What to produce - Write out every record in full, exactly as written, please.

Some records
──────────────────────────────
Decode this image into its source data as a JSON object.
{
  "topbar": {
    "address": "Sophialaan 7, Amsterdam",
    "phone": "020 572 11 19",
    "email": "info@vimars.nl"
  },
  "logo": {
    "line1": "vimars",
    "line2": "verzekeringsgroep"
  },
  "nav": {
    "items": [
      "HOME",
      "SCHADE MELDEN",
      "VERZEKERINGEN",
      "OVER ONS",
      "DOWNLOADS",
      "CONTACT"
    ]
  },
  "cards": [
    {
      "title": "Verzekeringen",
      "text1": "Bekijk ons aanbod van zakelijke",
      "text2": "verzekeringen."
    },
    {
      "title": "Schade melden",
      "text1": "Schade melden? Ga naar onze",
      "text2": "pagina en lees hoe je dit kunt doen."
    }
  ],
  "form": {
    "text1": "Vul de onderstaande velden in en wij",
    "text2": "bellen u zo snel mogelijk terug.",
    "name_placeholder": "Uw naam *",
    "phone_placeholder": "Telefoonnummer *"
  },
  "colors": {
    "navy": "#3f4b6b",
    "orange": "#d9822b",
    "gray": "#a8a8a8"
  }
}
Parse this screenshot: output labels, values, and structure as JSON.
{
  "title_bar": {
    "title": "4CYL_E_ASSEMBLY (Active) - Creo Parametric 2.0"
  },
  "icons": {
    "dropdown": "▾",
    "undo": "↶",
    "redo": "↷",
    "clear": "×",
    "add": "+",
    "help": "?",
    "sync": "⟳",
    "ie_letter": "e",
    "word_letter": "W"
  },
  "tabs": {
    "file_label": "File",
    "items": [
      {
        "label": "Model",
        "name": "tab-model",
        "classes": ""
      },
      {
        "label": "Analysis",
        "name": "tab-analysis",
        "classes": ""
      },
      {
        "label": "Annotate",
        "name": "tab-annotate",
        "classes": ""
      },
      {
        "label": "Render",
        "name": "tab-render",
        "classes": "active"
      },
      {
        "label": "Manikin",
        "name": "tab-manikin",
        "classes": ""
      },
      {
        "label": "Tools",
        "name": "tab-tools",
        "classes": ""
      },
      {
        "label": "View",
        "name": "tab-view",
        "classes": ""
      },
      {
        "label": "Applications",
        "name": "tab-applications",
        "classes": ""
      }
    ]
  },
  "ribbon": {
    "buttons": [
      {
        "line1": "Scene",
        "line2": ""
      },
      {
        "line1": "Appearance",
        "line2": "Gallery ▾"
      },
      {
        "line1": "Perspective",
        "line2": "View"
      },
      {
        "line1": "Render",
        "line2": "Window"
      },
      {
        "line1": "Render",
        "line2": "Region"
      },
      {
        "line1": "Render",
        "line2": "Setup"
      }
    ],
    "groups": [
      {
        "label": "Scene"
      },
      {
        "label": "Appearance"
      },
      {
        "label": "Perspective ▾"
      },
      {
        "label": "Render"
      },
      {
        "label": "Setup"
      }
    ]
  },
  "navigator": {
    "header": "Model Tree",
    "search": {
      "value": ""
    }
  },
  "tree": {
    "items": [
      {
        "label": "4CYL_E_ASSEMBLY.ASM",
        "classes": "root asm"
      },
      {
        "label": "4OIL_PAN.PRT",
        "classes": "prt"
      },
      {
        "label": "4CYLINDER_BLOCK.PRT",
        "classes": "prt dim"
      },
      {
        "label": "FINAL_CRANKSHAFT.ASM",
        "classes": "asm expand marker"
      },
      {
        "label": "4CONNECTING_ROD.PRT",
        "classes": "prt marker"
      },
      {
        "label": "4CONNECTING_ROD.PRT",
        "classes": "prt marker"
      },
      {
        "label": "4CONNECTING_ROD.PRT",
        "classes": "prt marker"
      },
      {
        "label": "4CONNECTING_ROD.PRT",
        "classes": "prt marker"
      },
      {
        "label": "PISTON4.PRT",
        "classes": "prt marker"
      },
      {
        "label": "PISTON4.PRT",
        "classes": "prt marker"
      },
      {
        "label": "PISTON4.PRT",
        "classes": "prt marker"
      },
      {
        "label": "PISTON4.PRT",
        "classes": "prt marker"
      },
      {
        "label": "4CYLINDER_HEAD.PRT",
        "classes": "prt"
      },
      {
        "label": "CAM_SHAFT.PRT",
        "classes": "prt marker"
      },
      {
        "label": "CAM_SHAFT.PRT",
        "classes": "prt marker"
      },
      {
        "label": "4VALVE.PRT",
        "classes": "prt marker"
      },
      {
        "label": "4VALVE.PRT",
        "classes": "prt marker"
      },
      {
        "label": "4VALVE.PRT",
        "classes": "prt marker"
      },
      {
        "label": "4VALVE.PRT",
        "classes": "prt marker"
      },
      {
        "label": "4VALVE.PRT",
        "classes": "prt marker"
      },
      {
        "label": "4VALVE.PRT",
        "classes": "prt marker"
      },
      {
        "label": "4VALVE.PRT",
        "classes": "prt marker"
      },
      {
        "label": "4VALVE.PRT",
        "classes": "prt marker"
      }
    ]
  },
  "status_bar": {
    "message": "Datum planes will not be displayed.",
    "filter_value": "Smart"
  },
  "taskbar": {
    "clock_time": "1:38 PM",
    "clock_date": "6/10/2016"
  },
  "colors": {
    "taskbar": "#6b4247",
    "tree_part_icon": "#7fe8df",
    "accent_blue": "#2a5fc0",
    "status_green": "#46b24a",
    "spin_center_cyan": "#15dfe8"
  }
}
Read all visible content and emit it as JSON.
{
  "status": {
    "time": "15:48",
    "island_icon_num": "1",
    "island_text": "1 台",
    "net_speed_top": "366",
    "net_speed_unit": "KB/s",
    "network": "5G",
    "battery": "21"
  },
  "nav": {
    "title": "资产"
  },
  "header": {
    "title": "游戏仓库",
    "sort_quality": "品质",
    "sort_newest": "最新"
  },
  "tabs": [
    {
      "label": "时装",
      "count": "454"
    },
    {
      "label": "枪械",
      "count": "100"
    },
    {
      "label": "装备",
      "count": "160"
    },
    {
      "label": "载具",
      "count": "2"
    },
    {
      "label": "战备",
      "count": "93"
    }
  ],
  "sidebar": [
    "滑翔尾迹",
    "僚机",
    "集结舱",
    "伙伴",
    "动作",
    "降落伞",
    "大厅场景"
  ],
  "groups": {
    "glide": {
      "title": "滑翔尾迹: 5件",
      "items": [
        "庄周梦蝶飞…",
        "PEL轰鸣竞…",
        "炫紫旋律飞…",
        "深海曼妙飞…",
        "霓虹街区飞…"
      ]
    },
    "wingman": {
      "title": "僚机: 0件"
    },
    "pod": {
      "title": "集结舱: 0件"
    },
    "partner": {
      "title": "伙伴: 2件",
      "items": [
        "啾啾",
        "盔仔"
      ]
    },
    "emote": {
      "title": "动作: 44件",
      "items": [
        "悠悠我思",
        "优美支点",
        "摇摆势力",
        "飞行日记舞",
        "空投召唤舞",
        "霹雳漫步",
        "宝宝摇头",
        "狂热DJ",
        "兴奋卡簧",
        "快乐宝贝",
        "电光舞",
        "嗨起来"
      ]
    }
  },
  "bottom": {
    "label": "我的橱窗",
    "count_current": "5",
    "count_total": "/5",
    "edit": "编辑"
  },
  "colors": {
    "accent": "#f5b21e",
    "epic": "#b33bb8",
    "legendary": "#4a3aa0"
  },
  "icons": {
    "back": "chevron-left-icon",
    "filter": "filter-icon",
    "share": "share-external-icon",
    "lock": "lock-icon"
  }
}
──────────────────────────────
Expected answer -
Decode this image into its source data as a JSON object.
{
  "topbar": {
    "address": "Sophialaan 7, Amsterdam",
    "phone": "020 572 11 19",
    "email": "info@vimars.nl"
  },
  "logo": {
    "line1": "vimars",
    "line2": "verzekeringsgroep"
  },
  "nav": {
    "items": [
      "HOME",
      "SCHADE MELDEN",
      "VERZEKERINGEN",
      "OVER ONS",
      "DOWNLOADS",
      "CONTACT"
    ]
  },
  "cards": [
    {
      "title": "Verzekeringen",
      "text1": "Bekijk ons aanbod van zakelijke",
      "text2": "verzekeringen."
    },
    {
      "title": "Schade melden",
      "text1": "Schade melden? Ga naar onze",
      "text2": "pagina en lees hoe je dit kunt doen."
    }
  ],
  "form": {
    "text1": "Vul de onderstaande velden in en wij",
    "text2": "bellen u zo snel mogelijk terug.",
    "name_placeholder": "Uw naam *",
    "phone_placeholder": "Telefoonnummer *"
  },
  "colors": {
    "navy": "#3f4b6b",
    "orange": "#d9822b",
    "gray": "#a8a8a8"
  }
}
Parse this screenshot: output labels, values, and structure as JSON.
{
  "title_bar": {
    "title": "4CYL_E_ASSEMBLY (Active) - Creo Parametric 2.0"
  },
  "icons": {
    "dropdown": "▾",
    "undo": "↶",
    "redo": "↷",
    "clear": "×",
    "add": "+",
    "help": "?",
    "sync": "⟳",
    "ie_letter": "e",
    "word_letter": "W"
  },
  "tabs": {
    "file_label": "File",
    "items": [
      {
        "label": "Model",
        "name": "tab-model",
        "classes": ""
      },
      {
        "label": "Analysis",
        "name": "tab-analysis",
        "classes": ""
      },
      {
        "label": "Annotate",
        "name": "tab-annotate",
        "classes": ""
      },
      {
        "label": "Render",
        "name": "tab-render",
        "classes": "active"
      },
      {
        "label": "Manikin",
        "name": "tab-manikin",
        "classes": ""
      },
      {
        "label": "Tools",
        "name": "tab-tools",
        "classes": ""
      },
      {
        "label": "View",
        "name": "tab-view",
        "classes": ""
      },
      {
        "label": "Applications",
        "name": "tab-applications",
        "classes": ""
      }
    ]
  },
  "ribbon": {
    "buttons": [
      {
        "line1": "Scene",
        "line2": ""
      },
      {
        "line1": "Appearance",
        "line2": "Gallery ▾"
      },
      {
        "line1": "Perspective",
        "line2": "View"
      },
      {
        "line1": "Render",
        "line2": "Window"
      },
      {
        "line1": "Render",
        "line2": "Region"
      },
      {
        "line1": "Render",
        "line2": "Setup"
      }
    ],
    "groups": [
      {
        "label": "Scene"
      },
      {
        "label": "Appearance"
      },
      {
        "label": "Perspective ▾"
      },
      {
        "label": "Render"
      },
      {
        "label": "Setup"
      }
    ]
  },
  "navigator": {
    "header": "Model Tree",
    "search": {
      "value": ""
    }
  },
  "tree": {
    "items": [
      {
        "label": "4CYL_E_ASSEMBLY.ASM",
        "classes": "root asm"
      },
      {
        "label": "4OIL_PAN.PRT",
        "classes": "prt"
      },
      {
        "label": "4CYLINDER_BLOCK.PRT",
        "classes": "prt dim"
      },
      {
        "label": "FINAL_CRANKSHAFT.ASM",
        "classes": "asm expand marker"
      },
      {
        "label": "4CONNECTING_ROD.PRT",
        "classes": "prt marker"
      },
      {
        "label": "4CONNECTING_ROD.PRT",
        "classes": "prt marker"
      },
      {
        "label": "4CONNECTING_ROD.PRT",
        "classes": "prt marker"
      },
      {
        "label": "4CONNECTING_ROD.PRT",
        "classes": "prt marker"
      },
      {
        "label": "PISTON4.PRT",
        "classes": "prt marker"
      },
      {
        "label": "PISTON4.PRT",
        "classes": "prt marker"
      },
      {
        "label": "PISTON4.PRT",
        "classes": "prt marker"
      },
      {
        "label": "PISTON4.PRT",
        "classes": "prt marker"
      },
      {
        "label": "4CYLINDER_HEAD.PRT",
        "classes": "prt"
      },
      {
        "label": "CAM_SHAFT.PRT",
        "classes": "prt marker"
      },
      {
        "label": "CAM_SHAFT.PRT",
        "classes": "prt marker"
      },
      {
        "label": "4VALVE.PRT",
        "classes": "prt marker"
      },
      {
        "label": "4VALVE.PRT",
        "classes": "prt marker"
      },
      {
        "label": "4VALVE.PRT",
        "classes": "prt marker"
      },
      {
        "label": "4VALVE.PRT",
        "classes": "prt marker"
      },
      {
        "label": "4VALVE.PRT",
        "classes": "prt marker"
      },
      {
        "label": "4VALVE.PRT",
        "classes": "prt marker"
      },
      {
        "label": "4VALVE.PRT",
        "classes": "prt marker"
      },
      {
        "label": "4VALVE.PRT",
        "classes": "prt marker"
      }
    ]
  },
  "status_bar": {
    "message": "Datum planes will not be displayed.",
    "filter_value": "Smart"
  },
  "taskbar": {
    "clock_time": "1:38 PM",
    "clock_date": "6/10/2016"
  },
  "colors": {
    "taskbar": "#6b4247",
    "tree_part_icon": "#7fe8df",
    "accent_blue": "#2a5fc0",
    "status_green": "#46b24a",
    "spin_center_cyan": "#15dfe8"
  }
}
Read all visible content and emit it as JSON.
{
  "status": {
    "time": "15:48",
    "island_icon_num": "1",
    "island_text": "1 台",
    "net_speed_top": "366",
    "net_speed_unit": "KB/s",
    "network": "5G",
    "battery": "21"
  },
  "nav": {
    "title": "资产"
  },
  "header": {
    "title": "游戏仓库",
    "sort_quality": "品质",
    "sort_newest": "最新"
  },
  "tabs": [
    {
      "label": "时装",
      "count": "454"
    },
    {
      "label": "枪械",
      "count": "100"
    },
    {
      "label": "装备",
      "count": "160"
    },
    {
      "label": "载具",
      "count": "2"
    },
    {
      "label": "战备",
      "count": "93"
    }
  ],
  "sidebar": [
    "滑翔尾迹",
    "僚机",
    "集结舱",
    "伙伴",
    "动作",
    "降落伞",
    "大厅场景"
  ],
  "groups": {
    "glide": {
      "title": "滑翔尾迹: 5件",
      "items": [
        "庄周梦蝶飞…",
        "PEL轰鸣竞…",
        "炫紫旋律飞…",
        "深海曼妙飞…",
        "霓虹街区飞…"
      ]
    },
    "wingman": {
      "title": "僚机: 0件"
    },
    "pod": {
      "title": "集结舱: 0件"
    },
    "partner": {
      "title": "伙伴: 2件",
      "items": [
        "啾啾",
        "盔仔"
      ]
    },
    "emote": {
      "title": "动作: 44件",
      "items": [
        "悠悠我思",
        "优美支点",
        "摇摆势力",
        "飞行日记舞",
        "空投召唤舞",
        "霹雳漫步",
        "宝宝摇头",
        "狂热DJ",
        "兴奋卡簧",
        "快乐宝贝",
        "电光舞",
        "嗨起来"
      ]
    }
  },
  "bottom": {
    "label": "我的橱窗",
    "count_current": "5",
    "count_total": "/5",
    "edit": "编辑"
  },
  "colors": {
    "accent": "#f5b21e",
    "epic": "#b33bb8",
    "legendary": "#4a3aa0"
  },
  "icons": {
    "back": "chevron-left-icon",
    "filter": "filter-icon",
    "share": "share-external-icon",
    "lock": "lock-icon"
  }
}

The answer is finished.